## Exercise objective
Return, exactly, the line that contains "What text is on this page?" together with all lines after it to the end of the entries, and no further lines.
══ Extracted information ══
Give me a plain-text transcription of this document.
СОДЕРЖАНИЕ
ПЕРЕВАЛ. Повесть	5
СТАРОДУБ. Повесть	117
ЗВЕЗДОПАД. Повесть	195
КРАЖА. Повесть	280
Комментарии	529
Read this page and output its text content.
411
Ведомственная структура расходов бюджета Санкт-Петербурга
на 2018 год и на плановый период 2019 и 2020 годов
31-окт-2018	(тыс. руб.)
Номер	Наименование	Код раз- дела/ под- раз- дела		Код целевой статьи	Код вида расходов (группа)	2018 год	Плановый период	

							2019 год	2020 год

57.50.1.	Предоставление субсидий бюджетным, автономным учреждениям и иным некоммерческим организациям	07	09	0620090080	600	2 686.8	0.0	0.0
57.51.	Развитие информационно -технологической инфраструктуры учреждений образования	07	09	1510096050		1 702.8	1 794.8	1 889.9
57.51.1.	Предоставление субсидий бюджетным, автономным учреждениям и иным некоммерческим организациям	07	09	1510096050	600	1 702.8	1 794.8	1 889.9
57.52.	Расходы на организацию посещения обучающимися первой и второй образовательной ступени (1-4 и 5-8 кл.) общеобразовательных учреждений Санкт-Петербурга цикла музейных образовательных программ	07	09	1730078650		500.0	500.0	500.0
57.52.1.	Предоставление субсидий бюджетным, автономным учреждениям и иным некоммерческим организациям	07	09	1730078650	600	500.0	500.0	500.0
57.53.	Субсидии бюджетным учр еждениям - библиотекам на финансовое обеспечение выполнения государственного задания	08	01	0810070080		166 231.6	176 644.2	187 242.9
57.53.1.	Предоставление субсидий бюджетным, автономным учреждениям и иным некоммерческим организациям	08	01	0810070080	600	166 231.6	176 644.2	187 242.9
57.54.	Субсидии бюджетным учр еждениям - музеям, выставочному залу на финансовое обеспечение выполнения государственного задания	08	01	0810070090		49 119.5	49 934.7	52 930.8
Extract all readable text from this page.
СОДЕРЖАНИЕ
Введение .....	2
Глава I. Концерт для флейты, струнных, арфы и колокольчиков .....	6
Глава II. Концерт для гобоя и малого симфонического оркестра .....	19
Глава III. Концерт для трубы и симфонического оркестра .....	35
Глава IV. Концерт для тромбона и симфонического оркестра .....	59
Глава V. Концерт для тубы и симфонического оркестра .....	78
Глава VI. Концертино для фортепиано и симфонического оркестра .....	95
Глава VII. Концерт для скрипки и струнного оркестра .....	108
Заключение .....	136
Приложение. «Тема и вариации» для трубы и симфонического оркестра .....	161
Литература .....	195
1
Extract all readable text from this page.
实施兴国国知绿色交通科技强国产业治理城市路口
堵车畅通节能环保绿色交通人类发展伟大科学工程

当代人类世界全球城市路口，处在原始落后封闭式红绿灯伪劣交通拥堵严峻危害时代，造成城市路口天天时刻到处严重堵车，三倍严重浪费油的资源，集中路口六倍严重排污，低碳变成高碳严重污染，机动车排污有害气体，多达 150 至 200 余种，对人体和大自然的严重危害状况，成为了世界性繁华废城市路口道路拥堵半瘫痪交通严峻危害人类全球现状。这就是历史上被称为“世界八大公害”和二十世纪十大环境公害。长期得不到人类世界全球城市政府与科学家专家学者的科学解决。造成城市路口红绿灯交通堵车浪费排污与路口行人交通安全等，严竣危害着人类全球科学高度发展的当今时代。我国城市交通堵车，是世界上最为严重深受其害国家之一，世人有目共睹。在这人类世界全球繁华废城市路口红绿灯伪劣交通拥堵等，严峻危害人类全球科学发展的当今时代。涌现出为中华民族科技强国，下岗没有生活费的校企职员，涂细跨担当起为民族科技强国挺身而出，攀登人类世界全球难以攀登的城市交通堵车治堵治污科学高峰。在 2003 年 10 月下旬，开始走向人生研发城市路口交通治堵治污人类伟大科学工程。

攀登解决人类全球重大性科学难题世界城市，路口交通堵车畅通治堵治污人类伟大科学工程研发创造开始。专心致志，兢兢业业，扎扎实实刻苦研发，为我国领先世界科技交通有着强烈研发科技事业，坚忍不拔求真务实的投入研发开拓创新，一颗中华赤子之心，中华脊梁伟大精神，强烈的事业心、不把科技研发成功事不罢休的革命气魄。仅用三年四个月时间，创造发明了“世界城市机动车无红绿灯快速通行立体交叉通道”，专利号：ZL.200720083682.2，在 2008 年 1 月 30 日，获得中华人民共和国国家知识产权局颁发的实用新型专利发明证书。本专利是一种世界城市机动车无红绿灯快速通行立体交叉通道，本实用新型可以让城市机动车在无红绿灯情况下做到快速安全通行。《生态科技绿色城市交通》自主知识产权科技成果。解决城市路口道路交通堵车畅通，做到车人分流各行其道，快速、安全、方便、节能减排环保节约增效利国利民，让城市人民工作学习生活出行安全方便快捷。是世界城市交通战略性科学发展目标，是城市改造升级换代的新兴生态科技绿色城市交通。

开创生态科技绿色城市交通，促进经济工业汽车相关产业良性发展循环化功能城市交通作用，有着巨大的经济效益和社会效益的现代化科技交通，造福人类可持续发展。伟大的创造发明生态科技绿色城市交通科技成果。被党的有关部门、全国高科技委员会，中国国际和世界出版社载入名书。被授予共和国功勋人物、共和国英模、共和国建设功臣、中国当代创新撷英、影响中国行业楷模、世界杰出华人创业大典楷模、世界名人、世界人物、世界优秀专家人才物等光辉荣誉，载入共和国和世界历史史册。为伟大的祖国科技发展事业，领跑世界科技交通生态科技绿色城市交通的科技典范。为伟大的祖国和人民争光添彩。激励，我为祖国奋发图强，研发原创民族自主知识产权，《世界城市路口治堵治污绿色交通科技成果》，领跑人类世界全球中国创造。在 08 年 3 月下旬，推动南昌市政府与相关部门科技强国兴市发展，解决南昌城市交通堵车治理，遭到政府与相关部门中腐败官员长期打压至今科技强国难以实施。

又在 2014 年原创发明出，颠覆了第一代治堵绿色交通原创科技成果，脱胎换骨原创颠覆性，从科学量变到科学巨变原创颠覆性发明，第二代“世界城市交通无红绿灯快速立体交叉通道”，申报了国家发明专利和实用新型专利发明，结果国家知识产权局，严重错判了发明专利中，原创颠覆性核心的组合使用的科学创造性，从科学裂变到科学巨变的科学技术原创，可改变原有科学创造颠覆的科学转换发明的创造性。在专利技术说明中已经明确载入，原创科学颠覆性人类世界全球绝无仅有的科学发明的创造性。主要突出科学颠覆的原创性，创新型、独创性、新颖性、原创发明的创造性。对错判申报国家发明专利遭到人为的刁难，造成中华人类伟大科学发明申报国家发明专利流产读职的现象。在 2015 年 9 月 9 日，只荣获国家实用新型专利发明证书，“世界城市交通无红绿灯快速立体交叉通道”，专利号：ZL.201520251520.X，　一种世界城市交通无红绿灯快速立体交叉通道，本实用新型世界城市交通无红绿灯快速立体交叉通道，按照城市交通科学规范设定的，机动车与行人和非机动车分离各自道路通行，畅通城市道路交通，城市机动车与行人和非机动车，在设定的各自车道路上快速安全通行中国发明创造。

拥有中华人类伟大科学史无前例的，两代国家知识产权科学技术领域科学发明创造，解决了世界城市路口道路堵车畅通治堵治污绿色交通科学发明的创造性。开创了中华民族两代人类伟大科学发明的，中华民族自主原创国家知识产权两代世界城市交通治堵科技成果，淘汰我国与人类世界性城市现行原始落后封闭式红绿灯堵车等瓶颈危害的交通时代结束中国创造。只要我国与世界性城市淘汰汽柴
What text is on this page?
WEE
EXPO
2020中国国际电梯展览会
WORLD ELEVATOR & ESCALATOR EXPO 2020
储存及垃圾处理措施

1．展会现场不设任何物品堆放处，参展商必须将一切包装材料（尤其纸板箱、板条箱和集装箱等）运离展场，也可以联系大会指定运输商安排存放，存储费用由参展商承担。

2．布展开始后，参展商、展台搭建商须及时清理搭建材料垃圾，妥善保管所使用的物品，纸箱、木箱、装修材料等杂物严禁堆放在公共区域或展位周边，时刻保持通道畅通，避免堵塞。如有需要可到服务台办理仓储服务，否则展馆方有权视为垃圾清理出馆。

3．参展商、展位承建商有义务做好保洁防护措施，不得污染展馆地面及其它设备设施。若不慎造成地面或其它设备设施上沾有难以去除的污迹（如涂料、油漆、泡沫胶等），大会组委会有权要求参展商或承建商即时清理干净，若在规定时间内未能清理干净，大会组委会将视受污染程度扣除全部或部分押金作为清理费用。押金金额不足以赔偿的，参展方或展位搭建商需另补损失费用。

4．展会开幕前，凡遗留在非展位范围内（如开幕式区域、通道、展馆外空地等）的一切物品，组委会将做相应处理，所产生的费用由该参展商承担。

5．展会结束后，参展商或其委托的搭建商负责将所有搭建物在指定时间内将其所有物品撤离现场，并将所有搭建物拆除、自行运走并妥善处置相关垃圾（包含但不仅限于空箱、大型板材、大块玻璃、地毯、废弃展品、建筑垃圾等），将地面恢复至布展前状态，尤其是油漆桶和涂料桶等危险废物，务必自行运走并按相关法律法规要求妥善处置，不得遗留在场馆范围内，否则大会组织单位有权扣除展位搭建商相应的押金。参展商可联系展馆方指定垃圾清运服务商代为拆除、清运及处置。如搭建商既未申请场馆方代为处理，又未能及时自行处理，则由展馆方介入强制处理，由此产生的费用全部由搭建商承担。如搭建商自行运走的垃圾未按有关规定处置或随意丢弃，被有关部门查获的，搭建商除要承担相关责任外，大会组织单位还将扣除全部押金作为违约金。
═══
## Solution
What text is on this page?
WEE
EXPO
2020中国国际电梯展览会
WORLD ELEVATOR & ESCALATOR EXPO 2020
储存及垃圾处理措施

1．展会现场不设任何物品堆放处，参展商必须将一切包装材料（尤其纸板箱、板条箱和集装箱等）运离展场，也可以联系大会指定运输商安排存放，存储费用由参展商承担。

2．布展开始后，参展商、展台搭建商须及时清理搭建材料垃圾，妥善保管所使用的物品，纸箱、木箱、装修材料等杂物严禁堆放在公共区域或展位周边，时刻保持通道畅通，避免堵塞。如有需要可到服务台办理仓储服务，否则展馆方有权视为垃圾清理出馆。

3．参展商、展位承建商有义务做好保洁防护措施，不得污染展馆地面及其它设备设施。若不慎造成地面或其它设备设施上沾有难以去除的污迹（如涂料、油漆、泡沫胶等），大会组委会有权要求参展商或承建商即时清理干净，若在规定时间内未能清理干净，大会组委会将视受污染程度扣除全部或部分押金作为清理费用。押金金额不足以赔偿的，参展方或展位搭建商需另补损失费用。

4．展会开幕前，凡遗留在非展位范围内（如开幕式区域、通道、展馆外空地等）的一切物品，组委会将做相应处理，所产生的费用由该参展商承担。

5．展会结束后，参展商或其委托的搭建商负责将所有搭建物在指定时间内将其所有物品撤离现场，并将所有搭建物拆除、自行运走并妥善处置相关垃圾（包含但不仅限于空箱、大型板材、大块玻璃、地毯、废弃展品、建筑垃圾等），将地面恢复至布展前状态，尤其是油漆桶和涂料桶等危险废物，务必自行运走并按相关法律法规要求妥善处置，不得遗留在场馆范围内，否则大会组织单位有权扣除展位搭建商相应的押金。参展商可联系展馆方指定垃圾清运服务商代为拆除、清运及处置。如搭建商既未申请场馆方代为处理，又未能及时自行处理，则由展馆方介入强制处理，由此产生的费用全部由搭建商承担。如搭建商自行运走的垃圾未按有关规定处置或随意丢弃，被有关部门查获的，搭建商除要承担相关责任外，大会组织单位还将扣除全部押金作为违约金。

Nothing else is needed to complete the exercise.